▸ DIRECTIONS: Turn the records from the line containing "chart-canvas: 10000 15000" through the line containing "svg-text:Nov 25, 2016: Nov", both included, into a numbered list with blank lines left out.
-------
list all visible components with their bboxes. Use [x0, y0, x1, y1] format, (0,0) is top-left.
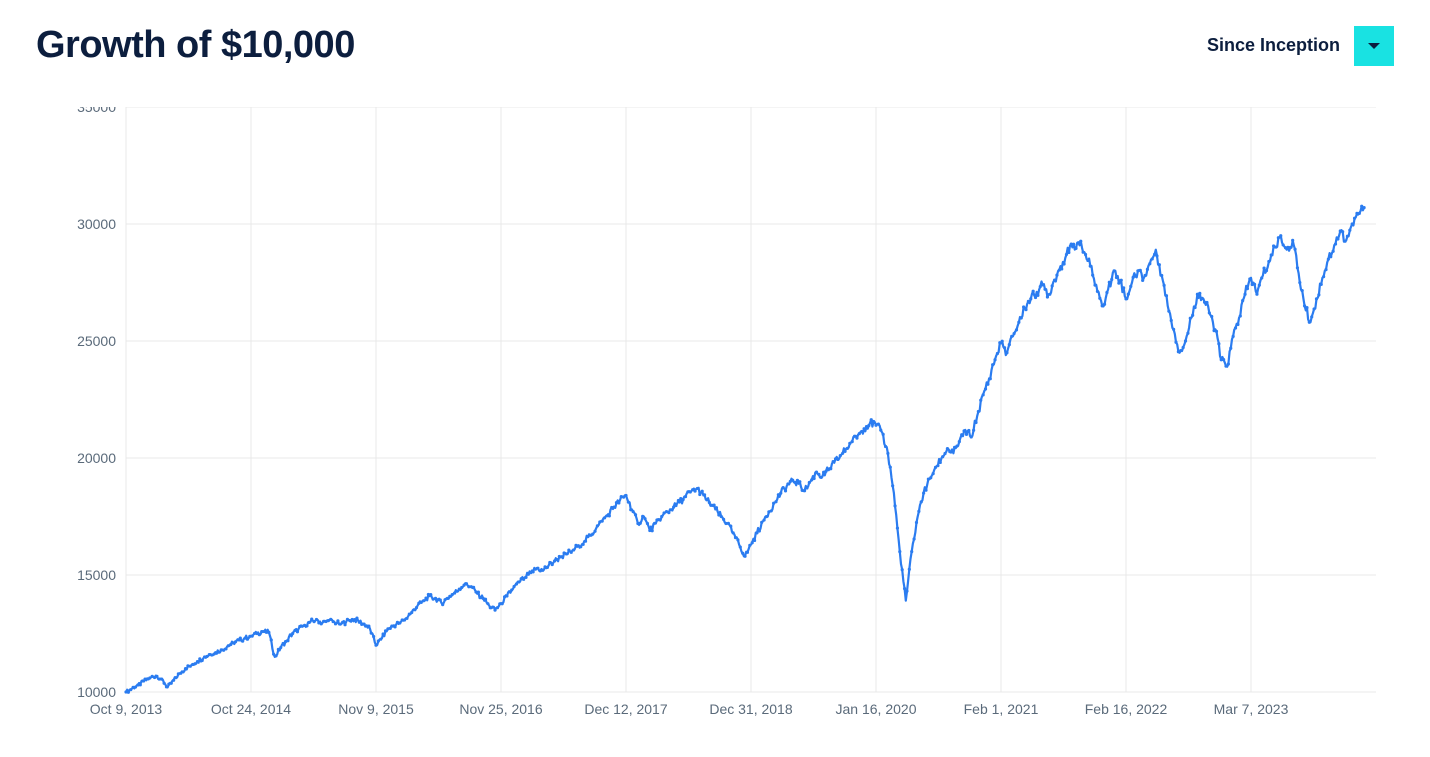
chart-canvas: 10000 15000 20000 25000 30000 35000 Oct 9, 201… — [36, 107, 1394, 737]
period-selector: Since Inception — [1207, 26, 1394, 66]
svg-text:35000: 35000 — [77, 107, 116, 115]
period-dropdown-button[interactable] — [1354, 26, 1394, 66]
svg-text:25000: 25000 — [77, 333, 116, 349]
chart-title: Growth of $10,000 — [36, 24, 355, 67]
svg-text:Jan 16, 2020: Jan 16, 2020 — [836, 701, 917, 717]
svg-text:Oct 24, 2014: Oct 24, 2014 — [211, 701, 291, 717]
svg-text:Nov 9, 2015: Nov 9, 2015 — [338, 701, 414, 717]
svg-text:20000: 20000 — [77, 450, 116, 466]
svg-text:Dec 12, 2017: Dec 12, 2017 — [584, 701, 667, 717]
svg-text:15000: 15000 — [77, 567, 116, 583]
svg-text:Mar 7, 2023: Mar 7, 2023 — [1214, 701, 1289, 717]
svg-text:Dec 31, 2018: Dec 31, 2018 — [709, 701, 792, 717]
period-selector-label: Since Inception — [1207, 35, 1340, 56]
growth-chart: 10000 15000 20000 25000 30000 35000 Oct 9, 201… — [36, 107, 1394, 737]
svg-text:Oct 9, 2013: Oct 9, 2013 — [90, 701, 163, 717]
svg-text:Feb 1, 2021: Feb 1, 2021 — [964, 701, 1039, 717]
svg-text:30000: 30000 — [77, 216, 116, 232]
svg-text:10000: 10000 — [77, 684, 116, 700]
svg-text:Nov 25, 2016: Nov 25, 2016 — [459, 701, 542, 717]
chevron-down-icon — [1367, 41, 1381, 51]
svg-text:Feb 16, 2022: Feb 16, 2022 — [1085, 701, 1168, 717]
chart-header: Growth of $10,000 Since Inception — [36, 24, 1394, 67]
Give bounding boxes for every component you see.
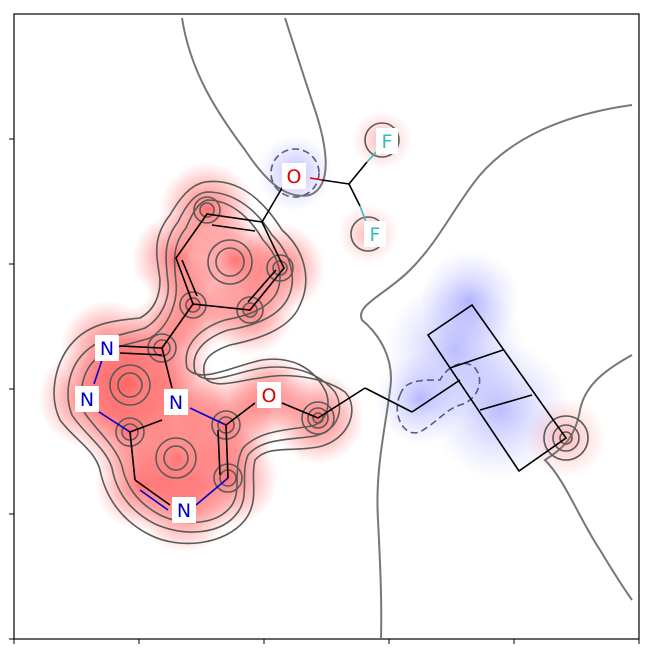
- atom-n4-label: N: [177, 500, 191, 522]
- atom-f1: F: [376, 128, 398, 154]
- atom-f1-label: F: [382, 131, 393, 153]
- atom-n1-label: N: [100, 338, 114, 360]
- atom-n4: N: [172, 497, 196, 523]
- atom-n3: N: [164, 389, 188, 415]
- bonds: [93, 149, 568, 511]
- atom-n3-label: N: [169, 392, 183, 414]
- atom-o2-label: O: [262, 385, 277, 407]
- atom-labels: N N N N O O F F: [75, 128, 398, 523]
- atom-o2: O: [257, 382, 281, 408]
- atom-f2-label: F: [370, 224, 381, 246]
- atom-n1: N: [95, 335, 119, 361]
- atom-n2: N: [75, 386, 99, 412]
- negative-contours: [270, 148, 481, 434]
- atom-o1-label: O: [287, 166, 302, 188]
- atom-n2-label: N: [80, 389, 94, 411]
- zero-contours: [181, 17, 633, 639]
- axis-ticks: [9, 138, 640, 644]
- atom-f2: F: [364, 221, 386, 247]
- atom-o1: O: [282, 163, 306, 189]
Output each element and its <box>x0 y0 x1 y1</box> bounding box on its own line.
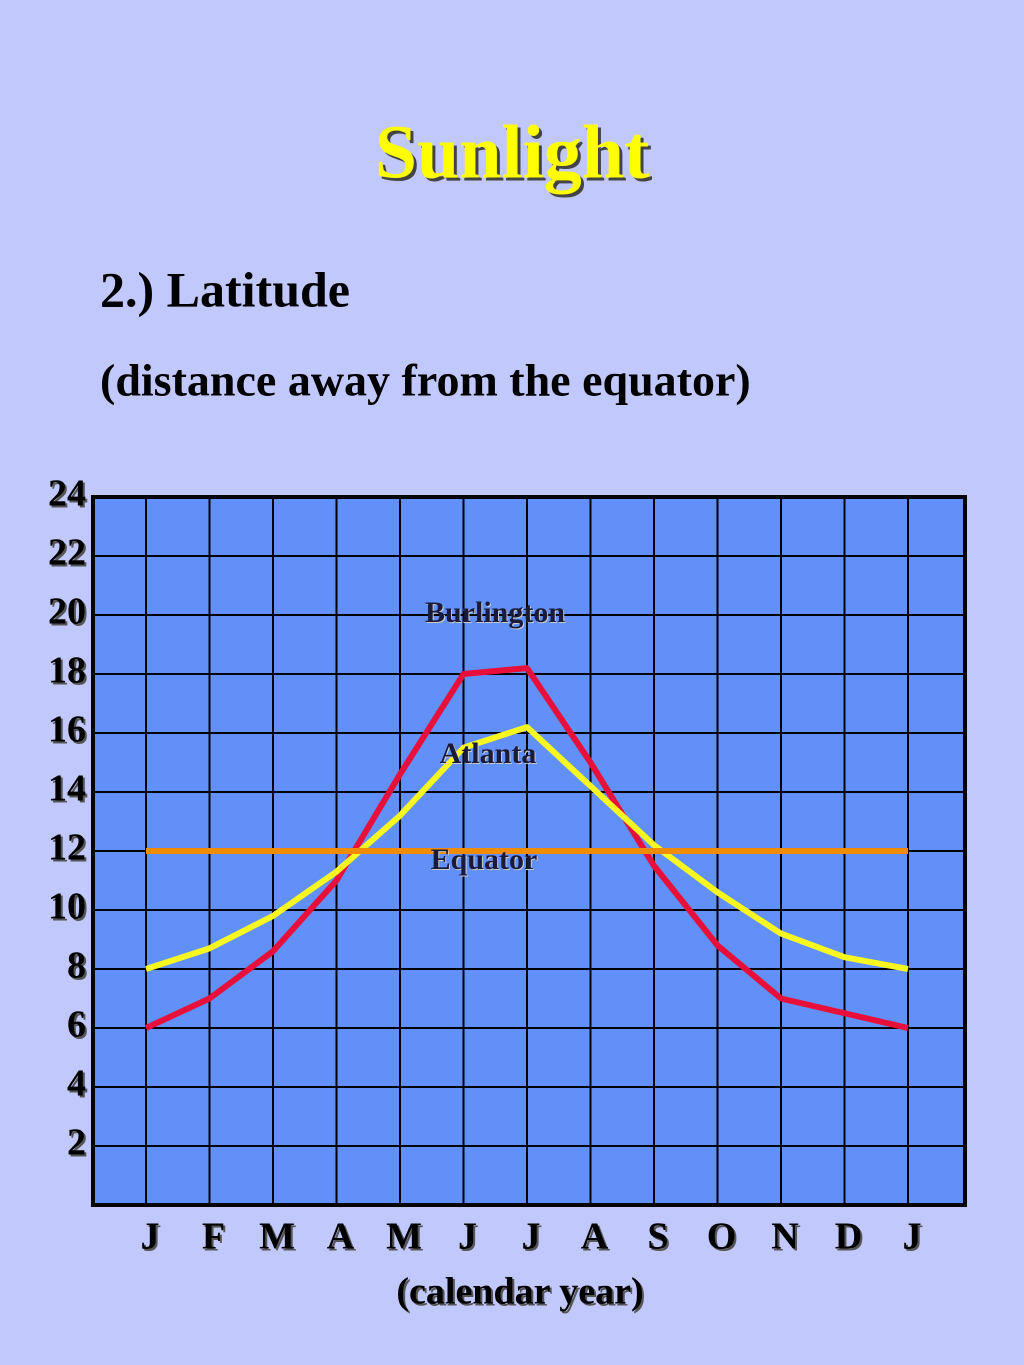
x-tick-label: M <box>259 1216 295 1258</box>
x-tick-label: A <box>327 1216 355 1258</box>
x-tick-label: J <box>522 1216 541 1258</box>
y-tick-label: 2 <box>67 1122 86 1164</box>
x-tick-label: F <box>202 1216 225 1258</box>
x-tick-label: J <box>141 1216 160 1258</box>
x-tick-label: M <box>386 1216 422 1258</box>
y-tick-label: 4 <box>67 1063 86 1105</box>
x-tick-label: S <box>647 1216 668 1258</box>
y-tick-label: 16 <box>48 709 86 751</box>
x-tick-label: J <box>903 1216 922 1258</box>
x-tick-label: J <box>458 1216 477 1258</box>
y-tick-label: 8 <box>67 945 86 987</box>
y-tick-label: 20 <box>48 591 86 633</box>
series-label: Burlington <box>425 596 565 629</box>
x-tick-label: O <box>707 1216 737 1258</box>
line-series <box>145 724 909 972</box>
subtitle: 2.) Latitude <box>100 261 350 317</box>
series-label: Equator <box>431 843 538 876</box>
-------
▸ RESPONSE TO THE EXERCISE:
1. chart-canvas: 10000 15000 20000 25000 30000 35000 Oct 9, 201… — [36, 107, 1394, 737]
2. period-selector: Since Inception — [1207, 26, 1394, 66]
3. svg-text:35000: 35000 — [77, 107, 116, 115]
4. period-dropdown-button[interactable] — [1354, 26, 1394, 66]
5. svg-text:25000: 25000 — [77, 333, 116, 349]
6. chart-title: Growth of $10,000 — [36, 24, 355, 67]
7. svg-text:Jan 16, 2020: Jan 16, 2020 — [836, 701, 917, 717]
8. svg-text:Oct 24, 2014: Oct 24, 2014 — [211, 701, 291, 717]
9. svg-text:Nov 9, 2015: Nov 9, 2015 — [338, 701, 414, 717]
10. svg-text:20000: 20000 — [77, 450, 116, 466]
11. svg-text:Dec 12, 2017: Dec 12, 2017 — [584, 701, 667, 717]
12. svg-text:15000: 15000 — [77, 567, 116, 583]
13. svg-text:Mar 7, 2023: Mar 7, 2023 — [1214, 701, 1289, 717]
14. svg-text:Dec 31, 2018: Dec 31, 2018 — [709, 701, 792, 717]
15. period-selector-label: Since Inception — [1207, 35, 1340, 56]
16. growth-chart: 10000 15000 20000 25000 30000 35000 Oct 9, 201… — [36, 107, 1394, 737]
17. svg-text:Oct 9, 2013: Oct 9, 2013 — [90, 701, 163, 717]
18. svg-text:Feb 1, 2021: Feb 1, 2021 — [964, 701, 1039, 717]
19. svg-text:30000: 30000 — [77, 216, 116, 232]
20. svg-text:10000: 10000 — [77, 684, 116, 700]
21. svg-text:Nov 25, 2016: Nov 25, 2016 — [459, 701, 542, 717]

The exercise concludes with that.